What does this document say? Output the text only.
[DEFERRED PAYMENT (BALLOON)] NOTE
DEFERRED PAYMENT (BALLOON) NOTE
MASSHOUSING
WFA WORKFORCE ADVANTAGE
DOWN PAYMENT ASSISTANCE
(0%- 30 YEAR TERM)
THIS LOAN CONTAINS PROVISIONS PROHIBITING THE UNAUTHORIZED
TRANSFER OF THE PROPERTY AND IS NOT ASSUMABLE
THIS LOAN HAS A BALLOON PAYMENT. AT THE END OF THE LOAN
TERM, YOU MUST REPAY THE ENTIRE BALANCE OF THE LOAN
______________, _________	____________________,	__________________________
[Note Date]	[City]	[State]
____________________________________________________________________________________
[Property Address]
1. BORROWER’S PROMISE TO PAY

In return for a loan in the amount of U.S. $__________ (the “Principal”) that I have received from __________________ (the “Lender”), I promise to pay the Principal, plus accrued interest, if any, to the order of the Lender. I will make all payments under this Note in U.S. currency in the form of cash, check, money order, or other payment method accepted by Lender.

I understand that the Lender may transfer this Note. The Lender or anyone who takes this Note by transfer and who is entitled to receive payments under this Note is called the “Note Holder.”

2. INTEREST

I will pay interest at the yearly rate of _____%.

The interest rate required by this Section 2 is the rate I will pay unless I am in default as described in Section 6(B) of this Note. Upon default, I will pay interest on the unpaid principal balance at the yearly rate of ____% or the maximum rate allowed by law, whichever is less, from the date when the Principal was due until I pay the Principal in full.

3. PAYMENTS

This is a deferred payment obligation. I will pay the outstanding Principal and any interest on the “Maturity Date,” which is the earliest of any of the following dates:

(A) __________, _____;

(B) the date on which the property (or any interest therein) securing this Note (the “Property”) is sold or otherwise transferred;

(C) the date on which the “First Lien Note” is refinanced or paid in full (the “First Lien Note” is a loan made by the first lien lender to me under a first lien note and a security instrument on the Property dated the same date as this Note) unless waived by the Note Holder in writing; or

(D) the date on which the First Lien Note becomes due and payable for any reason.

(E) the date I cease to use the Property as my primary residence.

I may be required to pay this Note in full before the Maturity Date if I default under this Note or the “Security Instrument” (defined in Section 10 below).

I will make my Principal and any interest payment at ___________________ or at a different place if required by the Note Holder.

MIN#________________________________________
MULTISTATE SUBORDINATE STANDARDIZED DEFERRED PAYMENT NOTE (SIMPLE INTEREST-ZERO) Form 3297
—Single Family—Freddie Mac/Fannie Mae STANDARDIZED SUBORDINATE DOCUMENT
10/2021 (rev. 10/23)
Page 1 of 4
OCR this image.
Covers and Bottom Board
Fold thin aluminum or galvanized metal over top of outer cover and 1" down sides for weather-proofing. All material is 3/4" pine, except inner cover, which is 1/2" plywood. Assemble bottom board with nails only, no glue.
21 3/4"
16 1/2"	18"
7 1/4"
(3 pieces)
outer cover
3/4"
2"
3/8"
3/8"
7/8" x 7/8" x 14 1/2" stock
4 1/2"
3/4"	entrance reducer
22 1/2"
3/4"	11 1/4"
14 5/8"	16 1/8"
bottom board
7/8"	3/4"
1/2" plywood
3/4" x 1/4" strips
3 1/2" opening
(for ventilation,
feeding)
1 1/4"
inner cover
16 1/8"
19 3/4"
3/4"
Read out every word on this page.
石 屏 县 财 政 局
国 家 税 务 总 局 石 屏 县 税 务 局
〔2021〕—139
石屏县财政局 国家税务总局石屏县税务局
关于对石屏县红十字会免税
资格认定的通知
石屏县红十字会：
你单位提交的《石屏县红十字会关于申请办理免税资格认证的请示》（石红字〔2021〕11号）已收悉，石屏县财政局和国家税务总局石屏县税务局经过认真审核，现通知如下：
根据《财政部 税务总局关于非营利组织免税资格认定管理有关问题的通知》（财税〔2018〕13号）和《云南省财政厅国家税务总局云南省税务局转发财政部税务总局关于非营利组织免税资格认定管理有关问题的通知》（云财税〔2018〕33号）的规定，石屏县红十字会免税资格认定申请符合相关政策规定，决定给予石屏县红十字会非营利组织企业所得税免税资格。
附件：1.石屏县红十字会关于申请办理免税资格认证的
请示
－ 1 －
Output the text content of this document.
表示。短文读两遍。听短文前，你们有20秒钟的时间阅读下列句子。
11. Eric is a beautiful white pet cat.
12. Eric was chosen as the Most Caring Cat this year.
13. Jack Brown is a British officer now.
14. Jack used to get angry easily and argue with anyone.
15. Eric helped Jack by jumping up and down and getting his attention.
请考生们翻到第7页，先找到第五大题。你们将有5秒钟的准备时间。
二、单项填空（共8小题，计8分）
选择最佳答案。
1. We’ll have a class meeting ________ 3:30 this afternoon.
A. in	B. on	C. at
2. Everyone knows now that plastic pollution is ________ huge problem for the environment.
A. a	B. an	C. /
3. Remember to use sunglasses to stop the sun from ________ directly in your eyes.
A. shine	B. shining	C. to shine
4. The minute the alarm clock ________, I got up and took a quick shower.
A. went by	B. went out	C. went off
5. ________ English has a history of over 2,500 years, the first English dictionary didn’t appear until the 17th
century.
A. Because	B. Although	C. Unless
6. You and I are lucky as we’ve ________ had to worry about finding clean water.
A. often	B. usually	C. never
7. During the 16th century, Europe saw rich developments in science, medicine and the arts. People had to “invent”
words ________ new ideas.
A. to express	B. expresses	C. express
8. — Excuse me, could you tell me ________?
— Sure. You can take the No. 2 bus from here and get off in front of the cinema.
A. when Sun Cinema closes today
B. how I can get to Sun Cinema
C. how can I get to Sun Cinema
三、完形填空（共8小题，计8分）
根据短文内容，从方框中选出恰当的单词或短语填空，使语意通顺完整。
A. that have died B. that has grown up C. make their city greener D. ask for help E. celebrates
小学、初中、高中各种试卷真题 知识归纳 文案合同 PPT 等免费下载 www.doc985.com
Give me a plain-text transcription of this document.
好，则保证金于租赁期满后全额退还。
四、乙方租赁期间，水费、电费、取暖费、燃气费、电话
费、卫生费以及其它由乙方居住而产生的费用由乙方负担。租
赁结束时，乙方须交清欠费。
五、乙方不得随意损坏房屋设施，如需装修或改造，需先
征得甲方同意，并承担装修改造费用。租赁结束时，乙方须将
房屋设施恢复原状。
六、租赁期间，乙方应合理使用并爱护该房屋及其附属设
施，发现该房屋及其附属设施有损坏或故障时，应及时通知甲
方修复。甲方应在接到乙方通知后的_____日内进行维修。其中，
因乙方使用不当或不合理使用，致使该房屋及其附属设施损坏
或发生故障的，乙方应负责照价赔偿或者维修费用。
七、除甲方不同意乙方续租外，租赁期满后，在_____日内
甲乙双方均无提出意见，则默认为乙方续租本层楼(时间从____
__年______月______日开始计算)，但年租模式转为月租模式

• _EXERCISE DESCRIPTION_:
Pull out the lines above in which the word "Principal" appears.

• _RESULT_:
In return for a loan in the amount of U.S. $__________ (the “Principal”) that I have received from __________________ (the “Lender”), I promise to pay the Principal, plus accrued interest, if any, to the order of the Lender. I will make all payments under this Note in U.S. currency in the form of cash, check, money order, or other payment method accepted by Lender.
The interest rate required by this Section 2 is the rate I will pay unless I am in default as described in Section 6(B) of this Note. Upon default, I will pay interest on the unpaid principal balance at the yearly rate of ____% or the maximum rate allowed by law, whichever is less, from the date when the Principal was due until I pay the Principal in full.
This is a deferred payment obligation. I will pay the outstanding Principal and any interest on the “Maturity Date,” which is the earliest of any of the following dates:
I will make my Principal and any interest payment at ___________________ or at a different place if required by the Note Holder.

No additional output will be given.